» TASK TO COMPLETE
Copy each line that has the string "gynt" somewhere in it.

Data records:
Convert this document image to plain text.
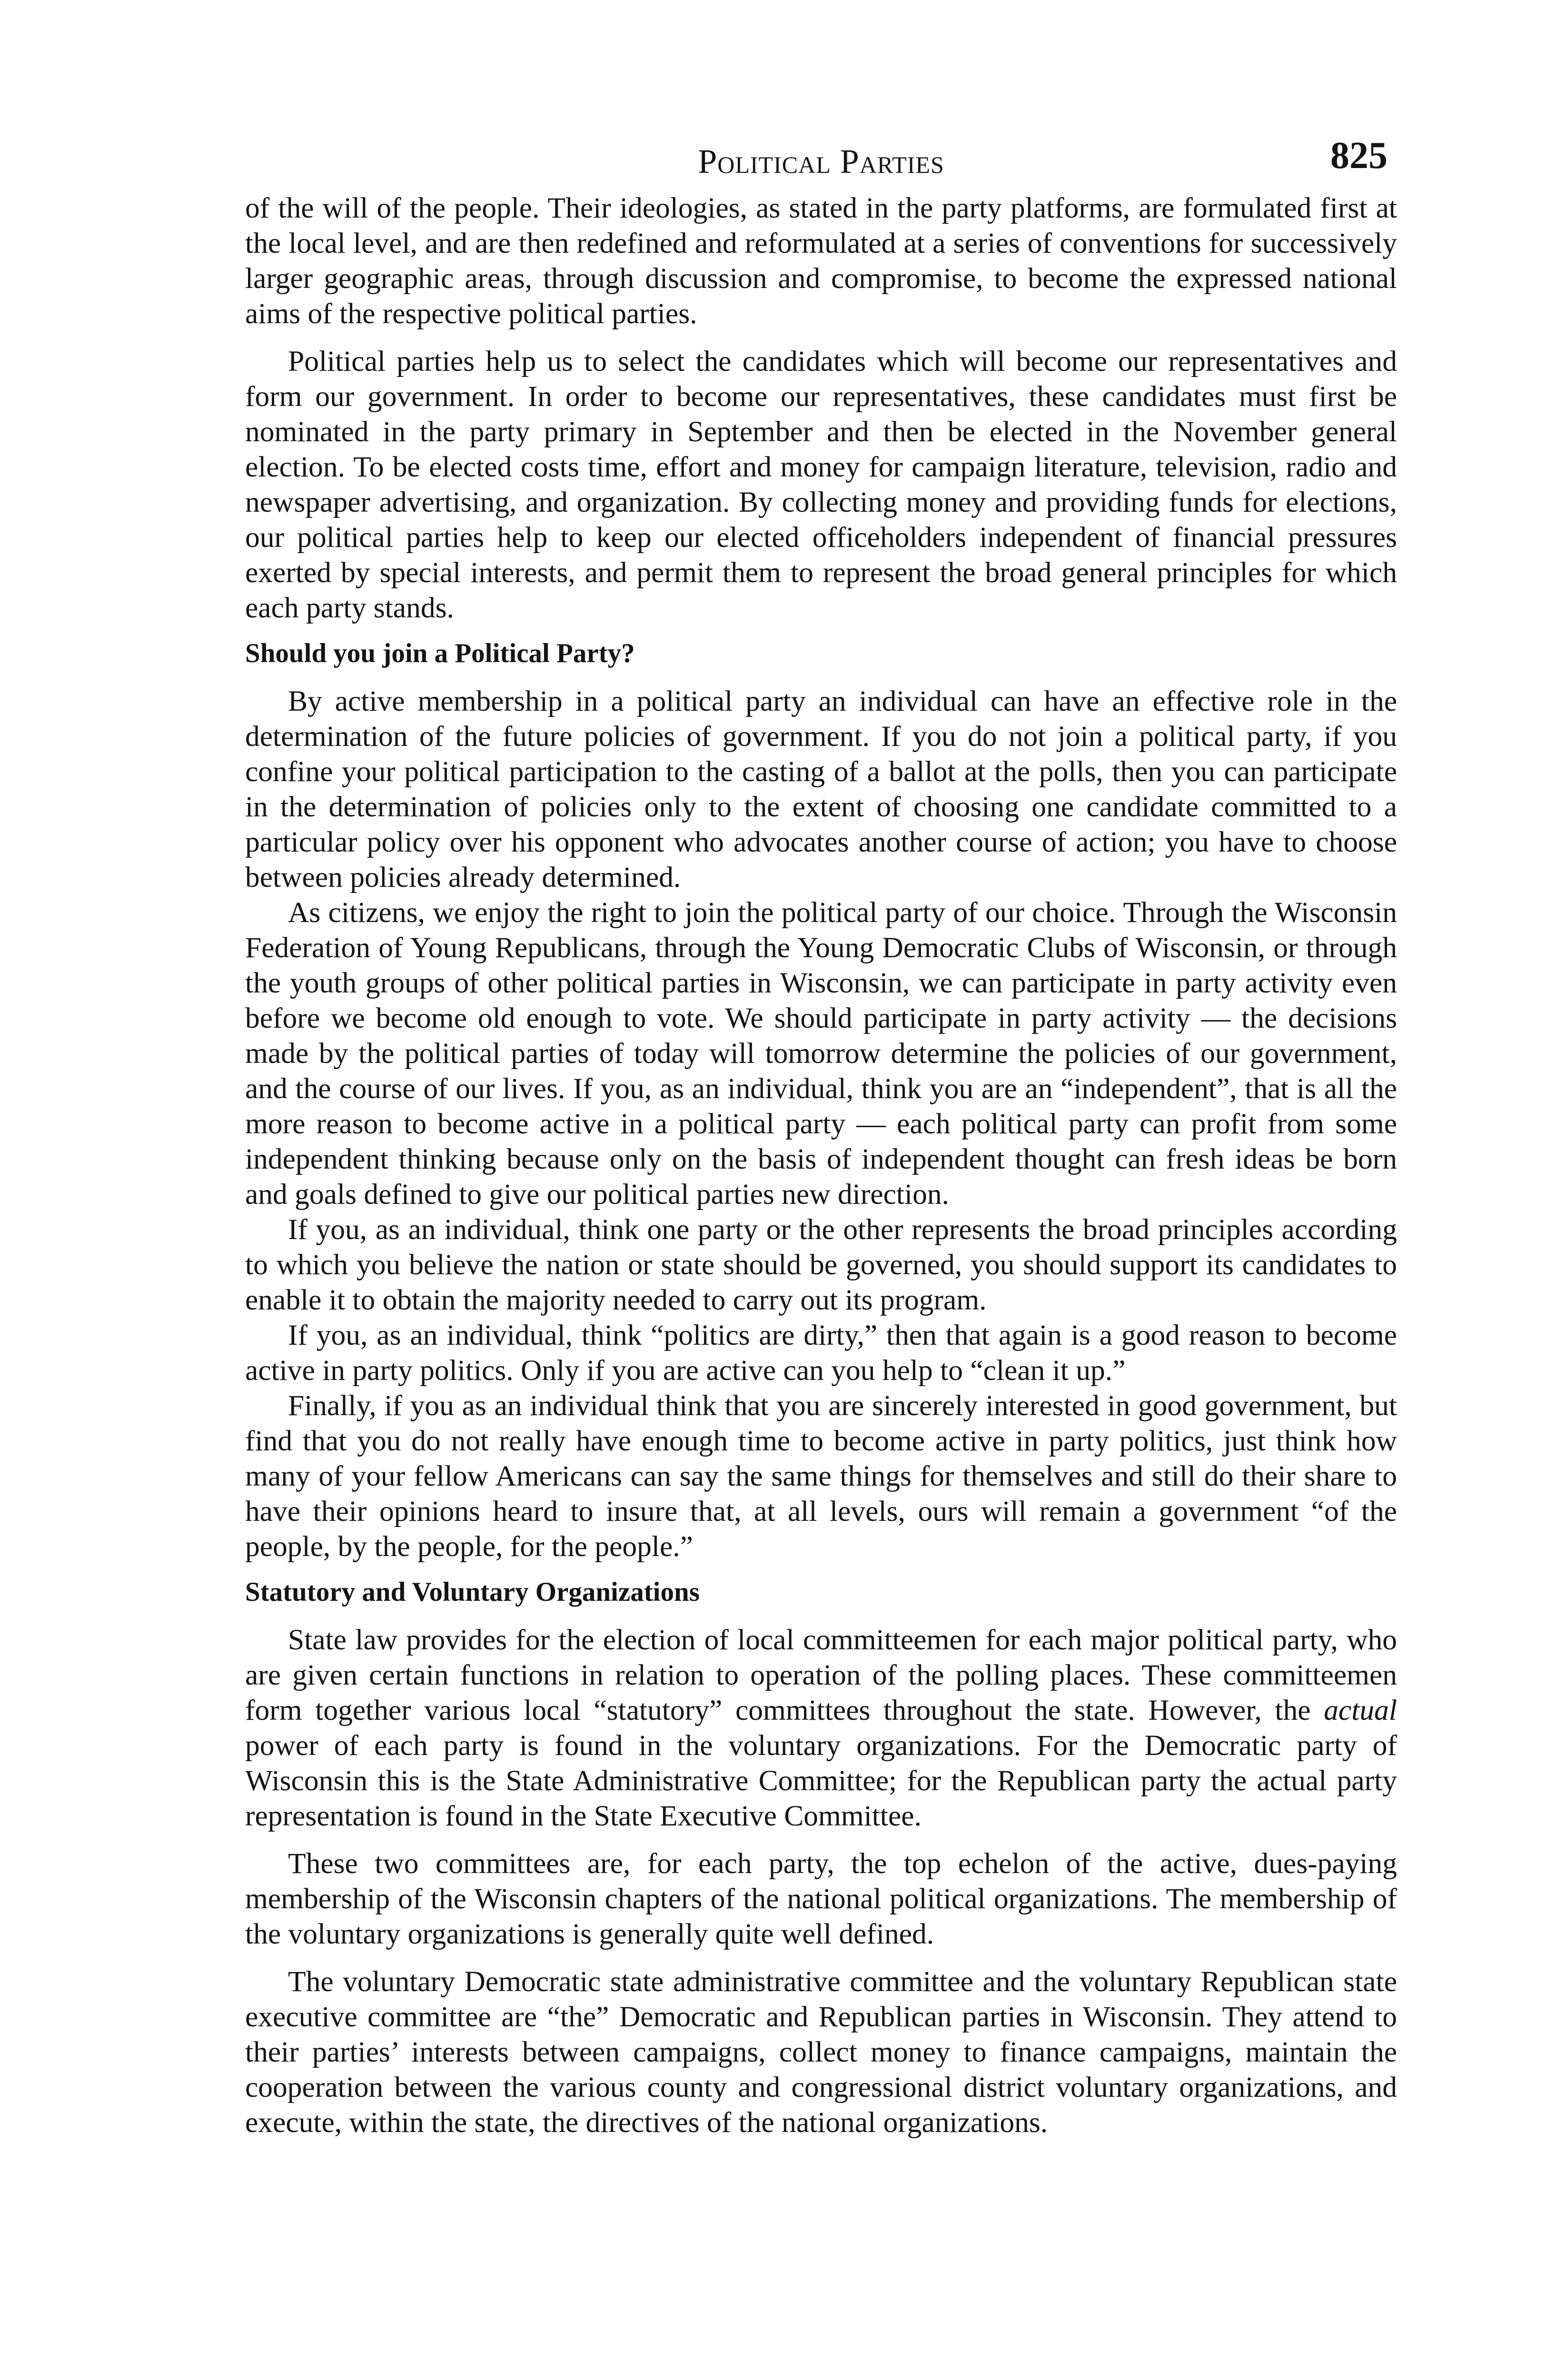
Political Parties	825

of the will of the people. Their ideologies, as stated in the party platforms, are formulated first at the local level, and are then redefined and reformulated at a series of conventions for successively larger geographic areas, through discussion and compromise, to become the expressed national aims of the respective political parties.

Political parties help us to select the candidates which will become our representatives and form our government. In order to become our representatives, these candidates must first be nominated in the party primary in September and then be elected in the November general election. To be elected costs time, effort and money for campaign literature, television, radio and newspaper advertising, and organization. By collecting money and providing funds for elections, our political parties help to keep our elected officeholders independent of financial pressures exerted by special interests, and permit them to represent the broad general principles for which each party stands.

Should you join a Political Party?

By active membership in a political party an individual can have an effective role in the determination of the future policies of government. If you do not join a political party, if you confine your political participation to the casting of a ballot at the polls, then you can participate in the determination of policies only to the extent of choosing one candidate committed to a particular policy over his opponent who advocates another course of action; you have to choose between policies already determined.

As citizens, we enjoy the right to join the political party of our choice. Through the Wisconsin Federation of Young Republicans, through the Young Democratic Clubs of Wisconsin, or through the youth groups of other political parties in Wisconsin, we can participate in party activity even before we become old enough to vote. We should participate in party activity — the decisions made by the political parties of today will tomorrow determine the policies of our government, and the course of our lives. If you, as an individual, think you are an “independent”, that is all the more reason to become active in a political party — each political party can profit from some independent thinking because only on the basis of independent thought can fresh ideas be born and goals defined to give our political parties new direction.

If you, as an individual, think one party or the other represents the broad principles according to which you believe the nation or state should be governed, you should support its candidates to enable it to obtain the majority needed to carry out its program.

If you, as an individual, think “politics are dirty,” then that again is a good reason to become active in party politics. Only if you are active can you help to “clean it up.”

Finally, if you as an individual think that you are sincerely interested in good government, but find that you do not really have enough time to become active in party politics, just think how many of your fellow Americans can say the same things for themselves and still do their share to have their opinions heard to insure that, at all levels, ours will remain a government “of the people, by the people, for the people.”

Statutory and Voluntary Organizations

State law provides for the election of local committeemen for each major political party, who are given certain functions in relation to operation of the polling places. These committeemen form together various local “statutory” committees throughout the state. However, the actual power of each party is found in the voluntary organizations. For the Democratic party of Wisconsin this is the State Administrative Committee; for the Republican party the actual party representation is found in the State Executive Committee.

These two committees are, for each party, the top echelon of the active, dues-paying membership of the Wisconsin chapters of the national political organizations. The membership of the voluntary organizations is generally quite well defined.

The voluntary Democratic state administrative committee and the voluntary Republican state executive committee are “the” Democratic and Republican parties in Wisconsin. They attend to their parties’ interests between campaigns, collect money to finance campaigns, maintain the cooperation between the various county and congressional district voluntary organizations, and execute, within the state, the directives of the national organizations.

---

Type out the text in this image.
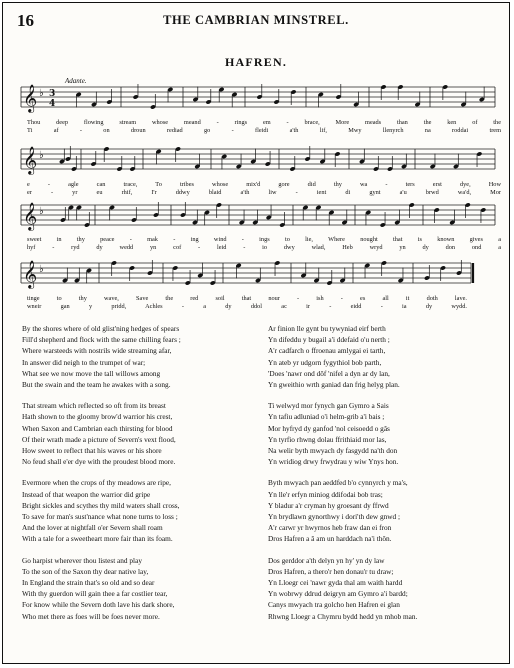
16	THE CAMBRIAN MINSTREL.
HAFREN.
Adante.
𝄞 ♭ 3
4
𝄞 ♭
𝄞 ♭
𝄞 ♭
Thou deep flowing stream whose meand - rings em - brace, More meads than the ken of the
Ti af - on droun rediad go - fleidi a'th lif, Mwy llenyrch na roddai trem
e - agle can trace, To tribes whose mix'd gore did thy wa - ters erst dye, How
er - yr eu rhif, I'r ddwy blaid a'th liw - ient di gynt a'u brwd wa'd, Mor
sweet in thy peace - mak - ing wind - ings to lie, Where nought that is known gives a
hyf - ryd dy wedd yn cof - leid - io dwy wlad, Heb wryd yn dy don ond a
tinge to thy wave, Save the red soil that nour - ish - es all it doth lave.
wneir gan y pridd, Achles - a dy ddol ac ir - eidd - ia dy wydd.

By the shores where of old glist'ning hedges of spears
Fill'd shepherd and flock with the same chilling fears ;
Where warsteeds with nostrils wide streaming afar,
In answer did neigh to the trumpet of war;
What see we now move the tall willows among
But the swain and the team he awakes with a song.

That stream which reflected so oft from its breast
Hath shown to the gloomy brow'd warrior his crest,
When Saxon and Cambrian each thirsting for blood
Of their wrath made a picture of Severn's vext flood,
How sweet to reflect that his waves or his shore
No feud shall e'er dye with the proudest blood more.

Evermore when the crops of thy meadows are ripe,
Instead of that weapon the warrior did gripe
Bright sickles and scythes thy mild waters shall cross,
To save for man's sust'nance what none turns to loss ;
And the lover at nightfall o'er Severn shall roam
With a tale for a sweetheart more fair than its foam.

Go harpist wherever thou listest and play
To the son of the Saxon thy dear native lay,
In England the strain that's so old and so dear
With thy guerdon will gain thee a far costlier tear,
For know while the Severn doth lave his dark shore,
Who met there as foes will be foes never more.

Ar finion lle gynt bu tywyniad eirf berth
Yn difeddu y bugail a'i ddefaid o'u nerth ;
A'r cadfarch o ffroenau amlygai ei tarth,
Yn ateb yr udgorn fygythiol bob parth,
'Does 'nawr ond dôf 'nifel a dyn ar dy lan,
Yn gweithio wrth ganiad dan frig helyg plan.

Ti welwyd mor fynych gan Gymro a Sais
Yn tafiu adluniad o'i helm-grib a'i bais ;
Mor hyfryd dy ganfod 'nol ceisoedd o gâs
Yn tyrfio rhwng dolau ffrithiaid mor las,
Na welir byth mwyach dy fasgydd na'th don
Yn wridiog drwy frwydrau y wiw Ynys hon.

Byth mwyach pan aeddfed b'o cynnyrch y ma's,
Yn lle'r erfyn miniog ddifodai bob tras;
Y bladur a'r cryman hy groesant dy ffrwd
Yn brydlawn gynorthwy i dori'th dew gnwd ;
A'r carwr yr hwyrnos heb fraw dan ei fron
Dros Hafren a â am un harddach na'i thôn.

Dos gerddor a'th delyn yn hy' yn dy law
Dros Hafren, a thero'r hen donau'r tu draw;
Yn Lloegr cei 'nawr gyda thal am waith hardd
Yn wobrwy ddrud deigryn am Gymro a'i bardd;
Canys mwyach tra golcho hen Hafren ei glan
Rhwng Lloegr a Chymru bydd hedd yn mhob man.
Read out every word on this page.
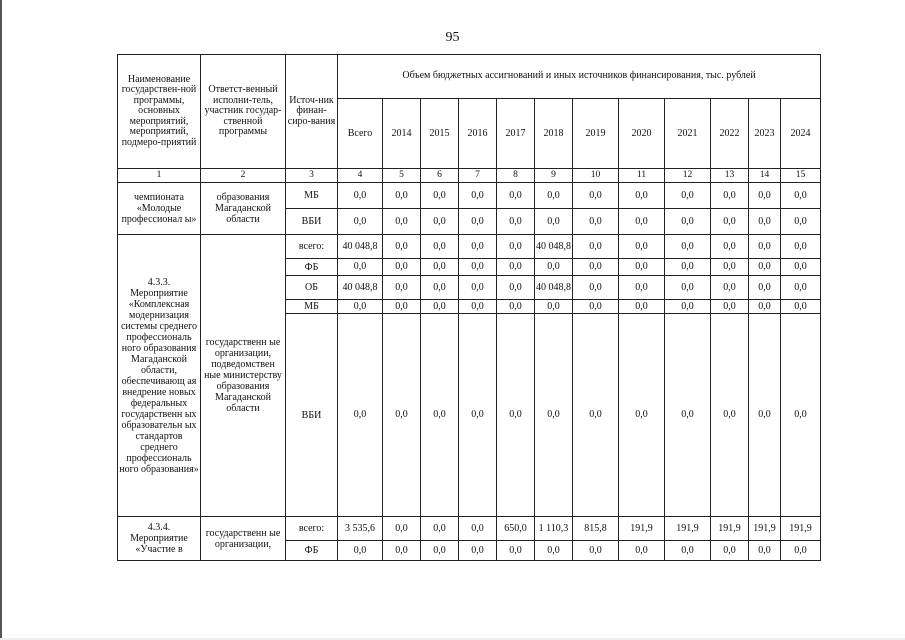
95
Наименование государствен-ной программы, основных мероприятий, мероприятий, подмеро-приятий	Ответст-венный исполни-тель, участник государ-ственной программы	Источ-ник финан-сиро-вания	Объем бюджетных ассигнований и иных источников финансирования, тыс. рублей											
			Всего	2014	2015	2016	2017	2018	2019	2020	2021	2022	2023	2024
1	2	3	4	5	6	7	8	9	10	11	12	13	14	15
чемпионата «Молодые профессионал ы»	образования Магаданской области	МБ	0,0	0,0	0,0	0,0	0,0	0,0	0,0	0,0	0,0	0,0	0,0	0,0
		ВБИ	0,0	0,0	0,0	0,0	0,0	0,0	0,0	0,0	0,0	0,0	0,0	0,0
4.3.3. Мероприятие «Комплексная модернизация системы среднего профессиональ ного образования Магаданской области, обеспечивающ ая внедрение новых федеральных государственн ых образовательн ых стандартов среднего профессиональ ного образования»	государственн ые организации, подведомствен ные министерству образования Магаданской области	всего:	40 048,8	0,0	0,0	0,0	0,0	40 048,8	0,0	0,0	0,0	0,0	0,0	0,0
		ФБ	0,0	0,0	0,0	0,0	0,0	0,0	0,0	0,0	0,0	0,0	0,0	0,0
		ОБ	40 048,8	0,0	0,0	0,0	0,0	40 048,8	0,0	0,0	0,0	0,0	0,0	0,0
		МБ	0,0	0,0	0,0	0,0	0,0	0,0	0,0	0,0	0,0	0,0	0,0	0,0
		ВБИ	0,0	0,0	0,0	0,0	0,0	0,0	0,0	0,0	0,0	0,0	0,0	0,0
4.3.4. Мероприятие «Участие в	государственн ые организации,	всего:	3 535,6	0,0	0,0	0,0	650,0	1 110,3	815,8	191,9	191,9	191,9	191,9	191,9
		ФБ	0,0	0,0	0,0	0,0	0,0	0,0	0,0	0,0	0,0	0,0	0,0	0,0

» REPLY TO THE EXERCISE
er - yr eu rhif, I'r ddwy blaid a'th liw - ient di gynt a'u brwd wa'd, Mor
Ar finion lle gynt bu tywyniad eirf berth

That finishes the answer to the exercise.